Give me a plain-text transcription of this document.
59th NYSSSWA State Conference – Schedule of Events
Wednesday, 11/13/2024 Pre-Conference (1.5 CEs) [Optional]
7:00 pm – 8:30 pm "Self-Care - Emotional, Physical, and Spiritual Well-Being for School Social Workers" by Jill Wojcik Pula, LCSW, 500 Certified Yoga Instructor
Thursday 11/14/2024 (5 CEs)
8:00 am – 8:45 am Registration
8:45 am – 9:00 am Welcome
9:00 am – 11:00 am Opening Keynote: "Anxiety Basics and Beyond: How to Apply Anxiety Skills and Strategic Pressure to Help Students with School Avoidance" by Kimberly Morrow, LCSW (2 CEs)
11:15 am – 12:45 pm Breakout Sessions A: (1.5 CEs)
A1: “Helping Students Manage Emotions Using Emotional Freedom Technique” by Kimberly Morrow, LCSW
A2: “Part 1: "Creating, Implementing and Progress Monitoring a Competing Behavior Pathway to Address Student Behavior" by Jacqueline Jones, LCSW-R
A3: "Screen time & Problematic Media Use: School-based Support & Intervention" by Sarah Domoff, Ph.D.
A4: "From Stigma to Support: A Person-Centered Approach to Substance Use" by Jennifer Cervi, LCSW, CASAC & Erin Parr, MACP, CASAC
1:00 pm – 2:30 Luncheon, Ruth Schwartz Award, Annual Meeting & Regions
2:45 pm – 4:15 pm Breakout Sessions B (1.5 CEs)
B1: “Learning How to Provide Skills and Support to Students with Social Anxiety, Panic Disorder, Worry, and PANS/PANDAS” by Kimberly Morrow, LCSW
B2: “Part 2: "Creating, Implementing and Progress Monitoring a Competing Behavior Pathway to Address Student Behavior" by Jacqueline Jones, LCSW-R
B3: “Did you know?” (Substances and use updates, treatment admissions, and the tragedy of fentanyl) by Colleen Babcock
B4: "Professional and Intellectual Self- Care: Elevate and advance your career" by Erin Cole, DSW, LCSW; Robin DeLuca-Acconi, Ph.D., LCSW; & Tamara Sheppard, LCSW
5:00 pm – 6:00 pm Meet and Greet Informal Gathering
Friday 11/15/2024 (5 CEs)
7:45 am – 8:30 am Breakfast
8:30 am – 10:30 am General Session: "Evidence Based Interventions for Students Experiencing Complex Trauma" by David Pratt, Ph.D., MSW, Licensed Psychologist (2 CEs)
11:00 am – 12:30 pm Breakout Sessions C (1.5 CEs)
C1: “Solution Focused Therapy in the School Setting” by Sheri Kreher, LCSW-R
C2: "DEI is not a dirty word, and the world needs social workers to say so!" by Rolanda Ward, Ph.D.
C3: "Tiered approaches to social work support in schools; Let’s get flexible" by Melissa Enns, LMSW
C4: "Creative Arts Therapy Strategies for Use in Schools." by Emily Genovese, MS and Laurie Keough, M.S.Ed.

* * * * *

## WHAT YOU WILL DO
Quote each line of the listing above exactly.

## RESPONSE FOR THIS EXERCISE
Give me a plain-text transcription of this document.
59th NYSSSWA State Conference – Schedule of Events
Wednesday, 11/13/2024 Pre-Conference (1.5 CEs) [Optional]
7:00 pm – 8:30 pm "Self-Care - Emotional, Physical, and Spiritual Well-Being for School Social Workers" by Jill Wojcik Pula, LCSW, 500 Certified Yoga Instructor
Thursday 11/14/2024 (5 CEs)
8:00 am – 8:45 am Registration
8:45 am – 9:00 am Welcome
9:00 am – 11:00 am Opening Keynote: "Anxiety Basics and Beyond: How to Apply Anxiety Skills and Strategic Pressure to Help Students with School Avoidance" by Kimberly Morrow, LCSW (2 CEs)
11:15 am – 12:45 pm Breakout Sessions A: (1.5 CEs)
A1: “Helping Students Manage Emotions Using Emotional Freedom Technique” by Kimberly Morrow, LCSW
A2: “Part 1: "Creating, Implementing and Progress Monitoring a Competing Behavior Pathway to Address Student Behavior" by Jacqueline Jones, LCSW-R
A3: "Screen time & Problematic Media Use: School-based Support & Intervention" by Sarah Domoff, Ph.D.
A4: "From Stigma to Support: A Person-Centered Approach to Substance Use" by Jennifer Cervi, LCSW, CASAC & Erin Parr, MACP, CASAC
1:00 pm – 2:30 Luncheon, Ruth Schwartz Award, Annual Meeting & Regions
2:45 pm – 4:15 pm Breakout Sessions B (1.5 CEs)
B1: “Learning How to Provide Skills and Support to Students with Social Anxiety, Panic Disorder, Worry, and PANS/PANDAS” by Kimberly Morrow, LCSW
B2: “Part 2: "Creating, Implementing and Progress Monitoring a Competing Behavior Pathway to Address Student Behavior" by Jacqueline Jones, LCSW-R
B3: “Did you know?” (Substances and use updates, treatment admissions, and the tragedy of fentanyl) by Colleen Babcock
B4: "Professional and Intellectual Self- Care: Elevate and advance your career" by Erin Cole, DSW, LCSW; Robin DeLuca-Acconi, Ph.D., LCSW; & Tamara Sheppard, LCSW
5:00 pm – 6:00 pm Meet and Greet Informal Gathering
Friday 11/15/2024 (5 CEs)
7:45 am – 8:30 am Breakfast
8:30 am – 10:30 am General Session: "Evidence Based Interventions for Students Experiencing Complex Trauma" by David Pratt, Ph.D., MSW, Licensed Psychologist (2 CEs)
11:00 am – 12:30 pm Breakout Sessions C (1.5 CEs)
C1: “Solution Focused Therapy in the School Setting” by Sheri Kreher, LCSW-R
C2: "DEI is not a dirty word, and the world needs social workers to say so!" by Rolanda Ward, Ph.D.
C3: "Tiered approaches to social work support in schools; Let’s get flexible" by Melissa Enns, LMSW
C4: "Creative Arts Therapy Strategies for Use in Schools." by Emily Genovese, MS and Laurie Keough, M.S.Ed.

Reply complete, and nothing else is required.